- PROBLEM DESCRIPTION: Could you quote every line of the entries below verbatim, leaving the pictures out of your answer?

- RECORD SET:
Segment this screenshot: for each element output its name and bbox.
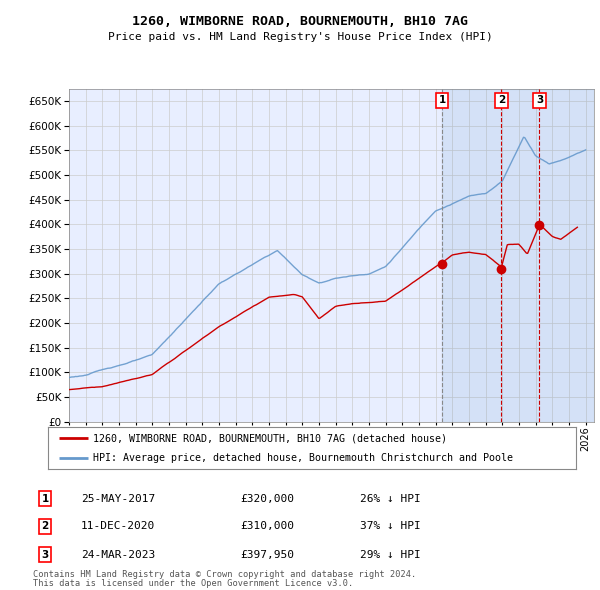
- Text: 1260, WIMBORNE ROAD, BOURNEMOUTH, BH10 7AG (detached house): 1260, WIMBORNE ROAD, BOURNEMOUTH, BH10 7…: [93, 434, 447, 444]
- Text: HPI: Average price, detached house, Bournemouth Christchurch and Poole: HPI: Average price, detached house, Bour…: [93, 454, 513, 463]
- Text: £310,000: £310,000: [240, 522, 294, 531]
- Text: 26% ↓ HPI: 26% ↓ HPI: [360, 494, 421, 503]
- Text: £397,950: £397,950: [240, 550, 294, 559]
- Text: 3: 3: [41, 550, 49, 559]
- Text: £320,000: £320,000: [240, 494, 294, 503]
- Text: 11-DEC-2020: 11-DEC-2020: [81, 522, 155, 531]
- Text: 24-MAR-2023: 24-MAR-2023: [81, 550, 155, 559]
- Bar: [442, 88, 594, 422]
- Text: 29% ↓ HPI: 29% ↓ HPI: [360, 550, 421, 559]
- Text: 2: 2: [41, 522, 49, 531]
- Text: 1: 1: [41, 494, 49, 503]
- Text: 2: 2: [498, 95, 505, 105]
- Text: This data is licensed under the Open Government Licence v3.0.: This data is licensed under the Open Gov…: [33, 579, 353, 588]
- Text: 1260, WIMBORNE ROAD, BOURNEMOUTH, BH10 7AG: 1260, WIMBORNE ROAD, BOURNEMOUTH, BH10 7…: [132, 15, 468, 28]
- Text: Price paid vs. HM Land Registry's House Price Index (HPI): Price paid vs. HM Land Registry's House …: [107, 32, 493, 42]
- Text: 37% ↓ HPI: 37% ↓ HPI: [360, 522, 421, 531]
- Text: Contains HM Land Registry data © Crown copyright and database right 2024.: Contains HM Land Registry data © Crown c…: [33, 571, 416, 579]
- Text: 25-MAY-2017: 25-MAY-2017: [81, 494, 155, 503]
- Text: 1: 1: [439, 95, 446, 105]
- Text: 3: 3: [536, 95, 543, 105]
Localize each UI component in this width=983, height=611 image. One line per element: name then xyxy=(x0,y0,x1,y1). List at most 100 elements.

- CORRECT ANSWER:
Segment this screenshot: for each element output its name and bbox.
- Text: 1260, WIMBORNE ROAD, BOURNEMOUTH, BH10 7AG (detached house): 1260, WIMBORNE ROAD, BOURNEMOUTH, BH10 7…: [93, 434, 447, 444]
- Text: HPI: Average price, detached house, Bournemouth Christchurch and Poole: HPI: Average price, detached house, Bour…: [93, 454, 513, 463]
- Text: £310,000: £310,000: [240, 522, 294, 531]
- Text: 26% ↓ HPI: 26% ↓ HPI: [360, 494, 421, 503]
- Text: £397,950: £397,950: [240, 550, 294, 559]
- Text: 3: 3: [41, 550, 49, 559]
- Text: £320,000: £320,000: [240, 494, 294, 503]
- Text: 11-DEC-2020: 11-DEC-2020: [81, 522, 155, 531]
- Text: 24-MAR-2023: 24-MAR-2023: [81, 550, 155, 559]
- Bar: [442, 88, 594, 422]
- Text: 29% ↓ HPI: 29% ↓ HPI: [360, 550, 421, 559]
- Text: 2: 2: [41, 522, 49, 531]
- Text: 1: 1: [41, 494, 49, 503]
- Text: 2: 2: [498, 95, 505, 105]
- Text: This data is licensed under the Open Government Licence v3.0.: This data is licensed under the Open Gov…: [33, 579, 353, 588]
- Text: 1260, WIMBORNE ROAD, BOURNEMOUTH, BH10 7AG: 1260, WIMBORNE ROAD, BOURNEMOUTH, BH10 7…: [132, 15, 468, 28]
- Text: Price paid vs. HM Land Registry's House Price Index (HPI): Price paid vs. HM Land Registry's House …: [107, 32, 493, 42]
- Text: 37% ↓ HPI: 37% ↓ HPI: [360, 522, 421, 531]
- Text: Contains HM Land Registry data © Crown copyright and database right 2024.: Contains HM Land Registry data © Crown c…: [33, 571, 416, 579]
- Text: 25-MAY-2017: 25-MAY-2017: [81, 494, 155, 503]
- Text: 1: 1: [439, 95, 446, 105]
- Text: 3: 3: [536, 95, 543, 105]
Localize each UI component in this width=983, height=611 image. One line per element: name then xyxy=(x0,y0,x1,y1). List at most 100 elements.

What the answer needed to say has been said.